▸ WORK INSTRUCTIONS
Find the lines containing the word "this" and copy every one of them.

▸ GIVEN INFORMATION
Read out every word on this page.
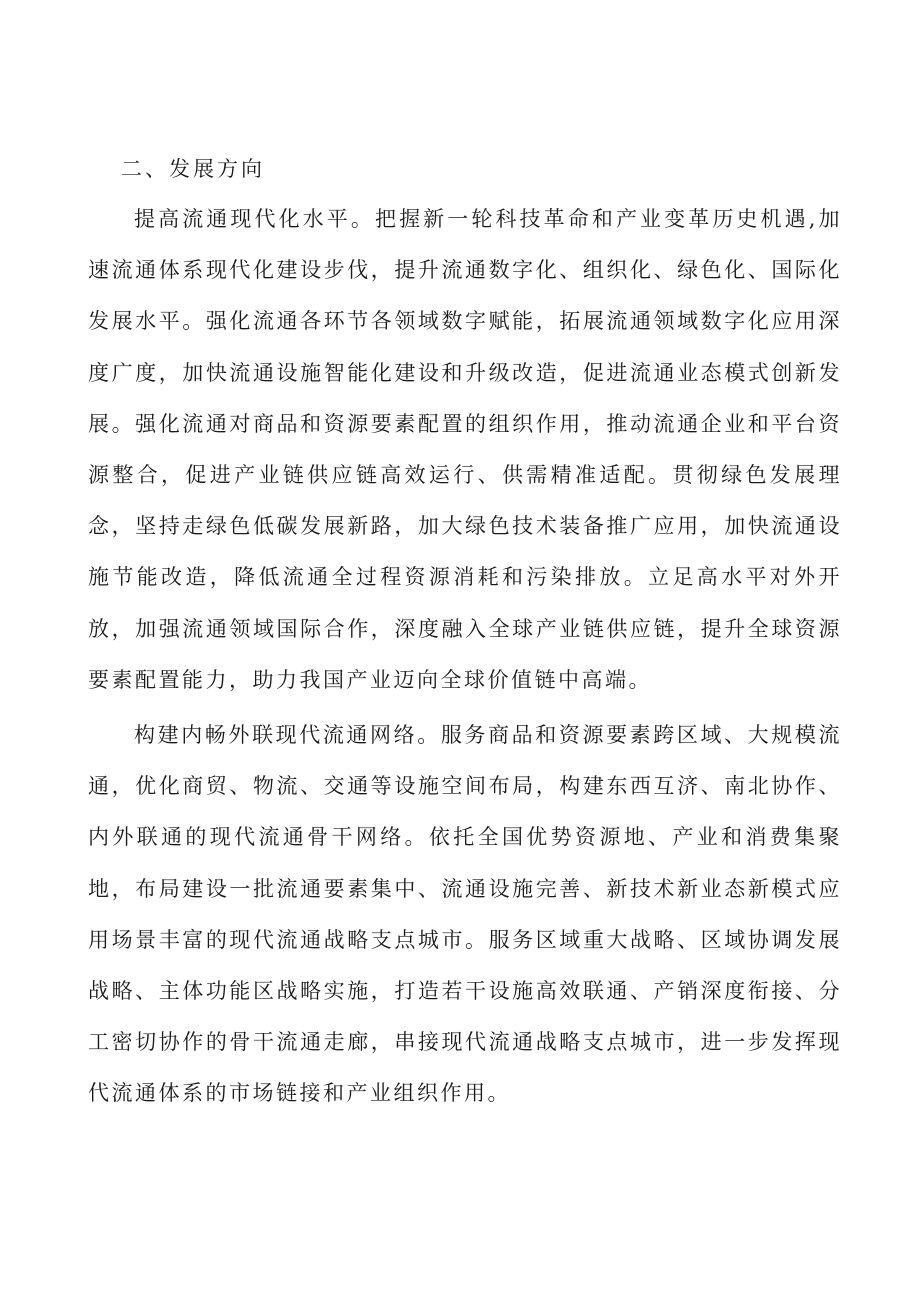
二、发展方向

提高流通现代化水平。把握新一轮科技革命和产业变革历史机遇,加速流通体系现代化建设步伐，提升流通数字化、组织化、绿色化、国际化发展水平。强化流通各环节各领域数字赋能，拓展流通领域数字化应用深度广度，加快流通设施智能化建设和升级改造，促进流通业态模式创新发展。强化流通对商品和资源要素配置的组织作用，推动流通企业和平台资源整合，促进产业链供应链高效运行、供需精准适配。贯彻绿色发展理念，坚持走绿色低碳发展新路，加大绿色技术装备推广应用，加快流通设施节能改造，降低流通全过程资源消耗和污染排放。立足高水平对外开放，加强流通领域国际合作，深度融入全球产业链供应链，提升全球资源要素配置能力，助力我国产业迈向全球价值链中高端。

构建内畅外联现代流通网络。服务商品和资源要素跨区域、大规模流通，优化商贸、物流、交通等设施空间布局，构建东西互济、南北协作、内外联通的现代流通骨干网络。依托全国优势资源地、产业和消费集聚地，布局建设一批流通要素集中、流通设施完善、新技术新业态新模式应用场景丰富的现代流通战略支点城市。服务区域重大战略、区域协调发展战略、主体功能区战略实施，打造若干设施高效联通、产销深度衔接、分工密切协作的骨干流通走廊，串接现代流通战略支点城市，进一步发挥现代流通体系的市场链接和产业组织作用。
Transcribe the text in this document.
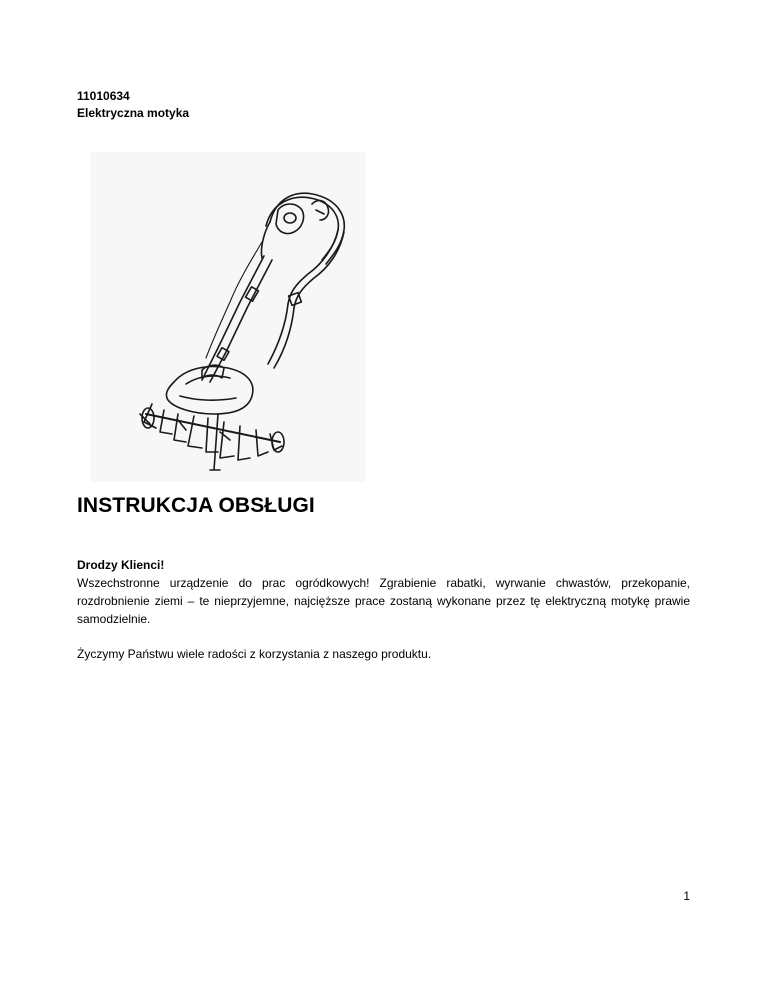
11010634
Elektryczna motyka
INSTRUKCJA OBSŁUGI
Drodzy Klienci!

Wszechstronne urządzenie do prac ogródkowych! Zgrabienie rabatki, wyrwanie chwastów, przekopanie, rozdrobnienie ziemi – te nieprzyjemne, najcięższe prace zostaną wykonane przez tę elektryczną motykę prawie samodzielnie.

Życzymy Państwu wiele radości z korzystania z naszego produktu.
1
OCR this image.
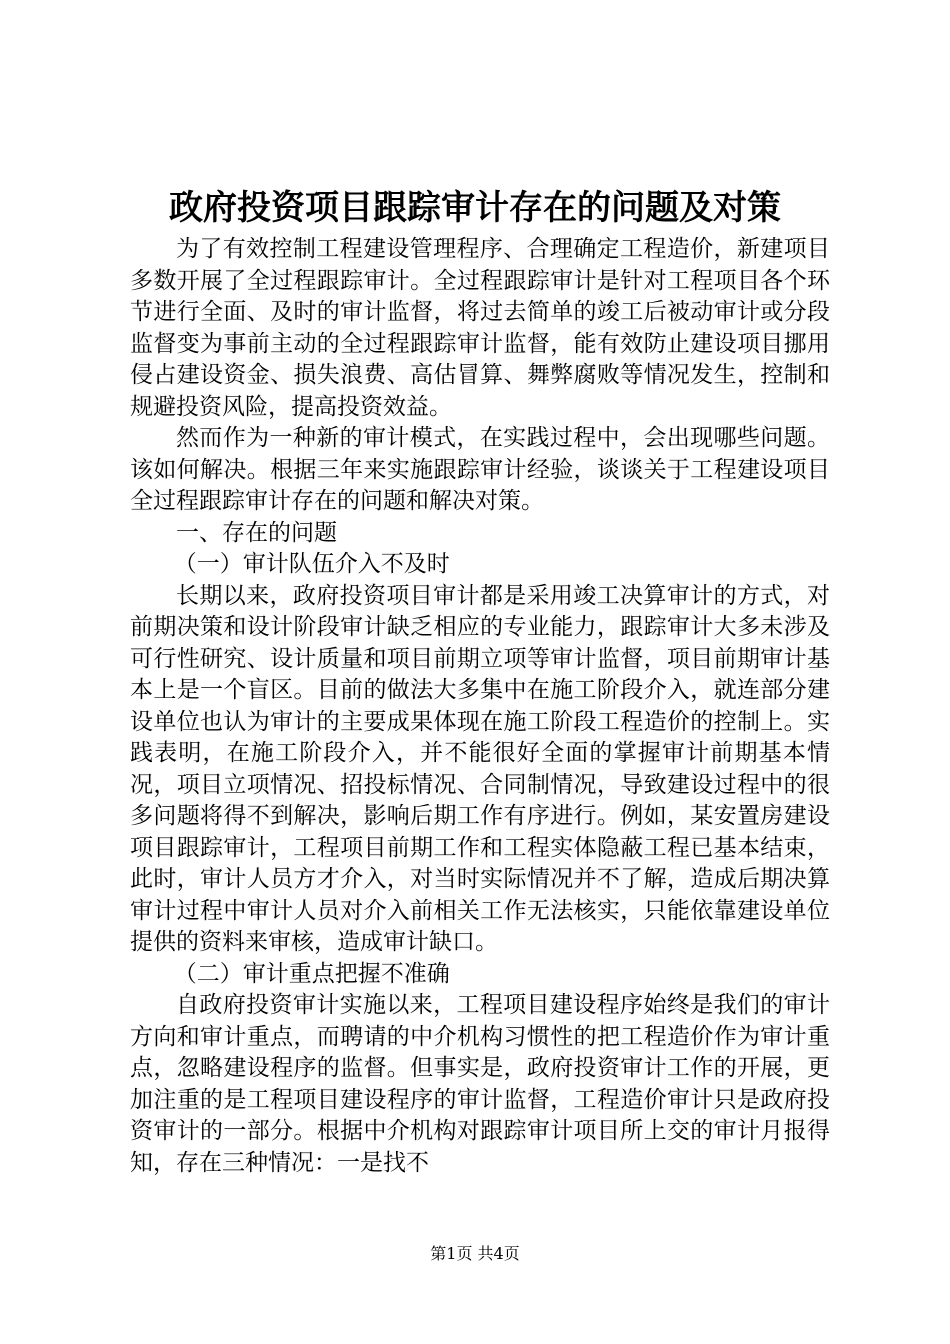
政府投资项目跟踪审计存在的问题及对策

为了有效控制工程建设管理程序、合理确定工程造价，新建项目多数开展了全过程跟踪审计。全过程跟踪审计是针对工程项目各个环节进行全面、及时的审计监督，将过去简单的竣工后被动审计或分段监督变为事前主动的全过程跟踪审计监督，能有效防止建设项目挪用侵占建设资金、损失浪费、高估冒算、舞弊腐败等情况发生，控制和规避投资风险，提高投资效益。

然而作为一种新的审计模式，在实践过程中，会出现哪些问题。该如何解决。根据三年来实施跟踪审计经验，谈谈关于工程建设项目全过程跟踪审计存在的问题和解决对策。

一、存在的问题

（一）审计队伍介入不及时

长期以来，政府投资项目审计都是采用竣工决算审计的方式，对前期决策和设计阶段审计缺乏相应的专业能力，跟踪审计大多未涉及可行性研究、设计质量和项目前期立项等审计监督，项目前期审计基本上是一个盲区。目前的做法大多集中在施工阶段介入，就连部分建设单位也认为审计的主要成果体现在施工阶段工程造价的控制上。实践表明，在施工阶段介入，并不能很好全面的掌握审计前期基本情况，项目立项情况、招投标情况、合同制情况，导致建设过程中的很多问题将得不到解决，影响后期工作有序进行。例如，某安置房建设项目跟踪审计，工程项目前期工作和工程实体隐蔽工程已基本结束，此时，审计人员方才介入，对当时实际情况并不了解，造成后期决算审计过程中审计人员对介入前相关工作无法核实，只能依靠建设单位提供的资料来审核，造成审计缺口。

（二）审计重点把握不准确

自政府投资审计实施以来，工程项目建设程序始终是我们的审计方向和审计重点，而聘请的中介机构习惯性的把工程造价作为审计重点，忽略建设程序的监督。但事实是，政府投资审计工作的开展，更加注重的是工程项目建设程序的审计监督，工程造价审计只是政府投资审计的一部分。根据中介机构对跟踪审计项目所上交的审计月报得知，存在三种情况：一是找不

第1页 共4页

▸ SOLUTION
Read out every word on this page.
Transcribe the text in this document.
OCR this image.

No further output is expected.